**Written instruction**
Check each line of the material. Copy those containing "contours".

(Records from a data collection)
********

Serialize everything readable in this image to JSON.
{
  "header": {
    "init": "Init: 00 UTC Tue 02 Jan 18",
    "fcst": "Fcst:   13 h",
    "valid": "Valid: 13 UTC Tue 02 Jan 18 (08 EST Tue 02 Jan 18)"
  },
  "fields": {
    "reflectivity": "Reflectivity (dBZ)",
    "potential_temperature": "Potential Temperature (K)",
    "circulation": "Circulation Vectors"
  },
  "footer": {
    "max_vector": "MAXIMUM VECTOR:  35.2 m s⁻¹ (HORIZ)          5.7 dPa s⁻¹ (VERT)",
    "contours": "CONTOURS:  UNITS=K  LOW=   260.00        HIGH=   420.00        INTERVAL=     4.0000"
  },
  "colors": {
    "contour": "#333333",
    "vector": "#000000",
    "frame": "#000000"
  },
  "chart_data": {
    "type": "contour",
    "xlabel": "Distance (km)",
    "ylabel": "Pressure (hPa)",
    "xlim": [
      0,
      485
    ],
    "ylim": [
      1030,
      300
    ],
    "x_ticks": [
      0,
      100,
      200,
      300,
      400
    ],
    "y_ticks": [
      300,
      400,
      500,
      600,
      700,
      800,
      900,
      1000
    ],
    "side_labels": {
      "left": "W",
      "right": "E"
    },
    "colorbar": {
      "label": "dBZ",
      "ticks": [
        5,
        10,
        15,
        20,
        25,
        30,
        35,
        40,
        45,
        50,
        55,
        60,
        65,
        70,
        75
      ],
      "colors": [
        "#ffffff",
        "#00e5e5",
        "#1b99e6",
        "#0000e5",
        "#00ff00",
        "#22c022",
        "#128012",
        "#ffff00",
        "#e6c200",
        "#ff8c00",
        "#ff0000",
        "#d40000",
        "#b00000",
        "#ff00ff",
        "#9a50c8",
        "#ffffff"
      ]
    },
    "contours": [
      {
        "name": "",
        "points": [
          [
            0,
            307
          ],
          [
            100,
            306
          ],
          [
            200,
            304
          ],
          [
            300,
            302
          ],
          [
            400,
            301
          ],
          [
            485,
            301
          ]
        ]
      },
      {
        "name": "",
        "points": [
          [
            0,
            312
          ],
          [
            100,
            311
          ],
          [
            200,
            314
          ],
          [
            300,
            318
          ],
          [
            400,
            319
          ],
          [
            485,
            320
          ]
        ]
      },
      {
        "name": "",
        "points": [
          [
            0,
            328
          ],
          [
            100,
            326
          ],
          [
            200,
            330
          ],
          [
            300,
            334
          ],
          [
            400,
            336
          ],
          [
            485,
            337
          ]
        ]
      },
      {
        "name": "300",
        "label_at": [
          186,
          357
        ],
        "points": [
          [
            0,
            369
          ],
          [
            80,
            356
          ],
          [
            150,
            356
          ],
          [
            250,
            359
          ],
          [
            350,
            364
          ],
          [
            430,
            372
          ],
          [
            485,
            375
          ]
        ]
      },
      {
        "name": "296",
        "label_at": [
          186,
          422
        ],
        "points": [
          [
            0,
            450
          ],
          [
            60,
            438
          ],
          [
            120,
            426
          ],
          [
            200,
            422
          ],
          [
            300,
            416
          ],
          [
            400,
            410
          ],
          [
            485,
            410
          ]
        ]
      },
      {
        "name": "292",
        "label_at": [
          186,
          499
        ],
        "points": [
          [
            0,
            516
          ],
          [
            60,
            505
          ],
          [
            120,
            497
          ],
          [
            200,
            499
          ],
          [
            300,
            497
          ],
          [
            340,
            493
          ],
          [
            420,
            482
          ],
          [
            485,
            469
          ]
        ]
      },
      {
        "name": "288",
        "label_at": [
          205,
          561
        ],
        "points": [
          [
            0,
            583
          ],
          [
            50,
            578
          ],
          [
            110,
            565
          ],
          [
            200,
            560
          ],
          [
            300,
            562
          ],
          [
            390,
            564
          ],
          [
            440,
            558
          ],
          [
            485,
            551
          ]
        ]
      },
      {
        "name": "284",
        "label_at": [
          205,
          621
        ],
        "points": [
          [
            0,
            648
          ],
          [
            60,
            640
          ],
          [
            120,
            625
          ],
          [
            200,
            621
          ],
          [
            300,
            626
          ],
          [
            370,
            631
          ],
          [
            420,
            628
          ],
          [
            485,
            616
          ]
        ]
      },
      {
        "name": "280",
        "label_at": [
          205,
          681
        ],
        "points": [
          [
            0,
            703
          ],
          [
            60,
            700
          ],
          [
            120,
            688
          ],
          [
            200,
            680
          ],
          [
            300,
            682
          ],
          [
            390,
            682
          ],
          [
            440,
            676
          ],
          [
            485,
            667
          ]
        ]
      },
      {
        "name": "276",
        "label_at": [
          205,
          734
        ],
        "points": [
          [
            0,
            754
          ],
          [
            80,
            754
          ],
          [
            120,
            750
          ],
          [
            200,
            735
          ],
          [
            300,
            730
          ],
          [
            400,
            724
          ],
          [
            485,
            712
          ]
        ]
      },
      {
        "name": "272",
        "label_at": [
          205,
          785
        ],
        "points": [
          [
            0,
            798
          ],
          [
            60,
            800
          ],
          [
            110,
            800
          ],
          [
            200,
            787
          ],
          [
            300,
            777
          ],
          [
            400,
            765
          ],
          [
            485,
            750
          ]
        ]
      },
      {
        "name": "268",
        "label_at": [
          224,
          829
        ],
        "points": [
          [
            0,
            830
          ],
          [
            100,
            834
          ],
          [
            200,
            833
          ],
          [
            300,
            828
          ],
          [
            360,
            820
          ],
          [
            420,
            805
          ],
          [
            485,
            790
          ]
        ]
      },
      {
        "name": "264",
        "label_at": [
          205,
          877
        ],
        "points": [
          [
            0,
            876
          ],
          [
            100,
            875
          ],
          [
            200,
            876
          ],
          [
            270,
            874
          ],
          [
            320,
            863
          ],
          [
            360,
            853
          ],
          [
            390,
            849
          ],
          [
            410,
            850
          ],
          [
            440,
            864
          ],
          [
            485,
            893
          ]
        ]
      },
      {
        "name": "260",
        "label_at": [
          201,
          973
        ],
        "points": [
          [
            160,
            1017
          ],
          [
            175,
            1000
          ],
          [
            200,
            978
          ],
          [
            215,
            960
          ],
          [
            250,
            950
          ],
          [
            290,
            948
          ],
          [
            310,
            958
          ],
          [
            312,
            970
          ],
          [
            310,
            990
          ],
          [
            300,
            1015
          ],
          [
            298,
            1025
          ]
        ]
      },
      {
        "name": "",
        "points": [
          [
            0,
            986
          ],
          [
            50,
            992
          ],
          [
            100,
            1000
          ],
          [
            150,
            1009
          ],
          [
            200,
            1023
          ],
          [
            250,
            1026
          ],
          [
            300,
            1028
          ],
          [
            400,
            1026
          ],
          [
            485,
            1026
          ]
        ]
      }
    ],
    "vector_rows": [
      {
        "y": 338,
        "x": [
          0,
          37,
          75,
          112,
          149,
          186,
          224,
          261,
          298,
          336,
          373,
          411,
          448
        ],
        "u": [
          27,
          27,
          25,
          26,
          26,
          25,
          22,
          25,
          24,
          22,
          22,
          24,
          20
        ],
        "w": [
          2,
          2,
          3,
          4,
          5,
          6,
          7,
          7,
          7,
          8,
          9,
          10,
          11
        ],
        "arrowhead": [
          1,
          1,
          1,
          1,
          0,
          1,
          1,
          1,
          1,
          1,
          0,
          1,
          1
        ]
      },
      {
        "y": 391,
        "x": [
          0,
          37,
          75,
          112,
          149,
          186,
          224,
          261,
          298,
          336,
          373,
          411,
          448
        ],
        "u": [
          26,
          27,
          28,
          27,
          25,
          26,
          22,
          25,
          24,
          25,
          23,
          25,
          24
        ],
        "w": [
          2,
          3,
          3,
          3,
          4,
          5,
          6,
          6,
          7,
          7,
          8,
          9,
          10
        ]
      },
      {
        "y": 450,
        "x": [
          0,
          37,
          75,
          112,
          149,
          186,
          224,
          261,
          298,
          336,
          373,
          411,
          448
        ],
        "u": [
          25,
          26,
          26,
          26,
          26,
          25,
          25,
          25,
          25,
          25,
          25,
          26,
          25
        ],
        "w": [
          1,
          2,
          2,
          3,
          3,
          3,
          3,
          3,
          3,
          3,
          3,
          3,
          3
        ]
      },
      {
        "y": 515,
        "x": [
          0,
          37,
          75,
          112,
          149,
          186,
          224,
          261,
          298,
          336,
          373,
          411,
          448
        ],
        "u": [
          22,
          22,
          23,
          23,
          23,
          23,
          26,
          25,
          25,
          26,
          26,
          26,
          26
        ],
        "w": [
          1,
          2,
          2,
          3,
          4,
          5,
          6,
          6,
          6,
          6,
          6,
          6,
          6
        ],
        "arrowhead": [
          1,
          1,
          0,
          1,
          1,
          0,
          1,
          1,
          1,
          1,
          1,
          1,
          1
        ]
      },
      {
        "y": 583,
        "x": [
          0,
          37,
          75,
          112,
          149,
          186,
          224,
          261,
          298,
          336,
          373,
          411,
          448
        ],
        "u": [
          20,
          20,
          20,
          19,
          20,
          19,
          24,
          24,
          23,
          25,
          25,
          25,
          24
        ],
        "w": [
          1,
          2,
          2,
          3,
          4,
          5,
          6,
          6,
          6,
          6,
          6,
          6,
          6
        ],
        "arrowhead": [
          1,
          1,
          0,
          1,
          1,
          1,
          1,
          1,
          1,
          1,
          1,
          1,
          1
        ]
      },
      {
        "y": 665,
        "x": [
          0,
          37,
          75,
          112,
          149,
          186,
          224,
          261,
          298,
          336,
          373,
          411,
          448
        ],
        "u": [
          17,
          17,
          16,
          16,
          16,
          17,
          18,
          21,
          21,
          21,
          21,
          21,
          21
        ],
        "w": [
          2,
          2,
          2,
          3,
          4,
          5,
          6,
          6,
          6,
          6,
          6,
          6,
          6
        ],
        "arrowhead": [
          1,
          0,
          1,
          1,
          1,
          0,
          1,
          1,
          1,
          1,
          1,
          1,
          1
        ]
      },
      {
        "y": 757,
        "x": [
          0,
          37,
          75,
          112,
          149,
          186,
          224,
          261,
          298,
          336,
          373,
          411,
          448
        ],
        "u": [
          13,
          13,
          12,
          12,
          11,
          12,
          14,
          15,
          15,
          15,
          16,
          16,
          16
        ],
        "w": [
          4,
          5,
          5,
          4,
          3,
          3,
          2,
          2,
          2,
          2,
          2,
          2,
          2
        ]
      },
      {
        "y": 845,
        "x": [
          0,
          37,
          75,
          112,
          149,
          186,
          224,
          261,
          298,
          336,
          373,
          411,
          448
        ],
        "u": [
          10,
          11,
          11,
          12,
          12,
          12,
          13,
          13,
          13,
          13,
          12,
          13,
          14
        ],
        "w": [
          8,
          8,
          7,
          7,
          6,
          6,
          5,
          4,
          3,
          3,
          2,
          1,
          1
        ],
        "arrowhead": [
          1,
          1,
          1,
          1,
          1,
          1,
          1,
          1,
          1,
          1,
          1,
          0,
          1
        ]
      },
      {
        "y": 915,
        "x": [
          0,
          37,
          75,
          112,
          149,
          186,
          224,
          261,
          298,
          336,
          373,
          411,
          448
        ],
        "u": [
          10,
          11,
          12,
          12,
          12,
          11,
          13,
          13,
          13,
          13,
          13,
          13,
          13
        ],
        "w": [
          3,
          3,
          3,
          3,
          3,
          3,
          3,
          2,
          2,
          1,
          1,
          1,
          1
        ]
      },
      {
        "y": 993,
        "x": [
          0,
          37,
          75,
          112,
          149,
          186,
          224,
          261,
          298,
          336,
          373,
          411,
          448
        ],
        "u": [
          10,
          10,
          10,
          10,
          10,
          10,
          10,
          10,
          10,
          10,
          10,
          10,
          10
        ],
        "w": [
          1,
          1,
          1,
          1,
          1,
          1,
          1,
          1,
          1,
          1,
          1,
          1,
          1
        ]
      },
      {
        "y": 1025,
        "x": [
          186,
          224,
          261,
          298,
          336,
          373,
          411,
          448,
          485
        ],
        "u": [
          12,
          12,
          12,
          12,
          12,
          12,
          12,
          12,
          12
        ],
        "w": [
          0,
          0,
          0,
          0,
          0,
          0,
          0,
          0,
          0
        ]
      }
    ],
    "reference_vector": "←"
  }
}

********

**Reply to the exercise**
    "contours": "CONTOURS:  UNITS=K  LOW=   260.00        HIGH=   420.00        INTERVAL=     4.0000"
    "contours": [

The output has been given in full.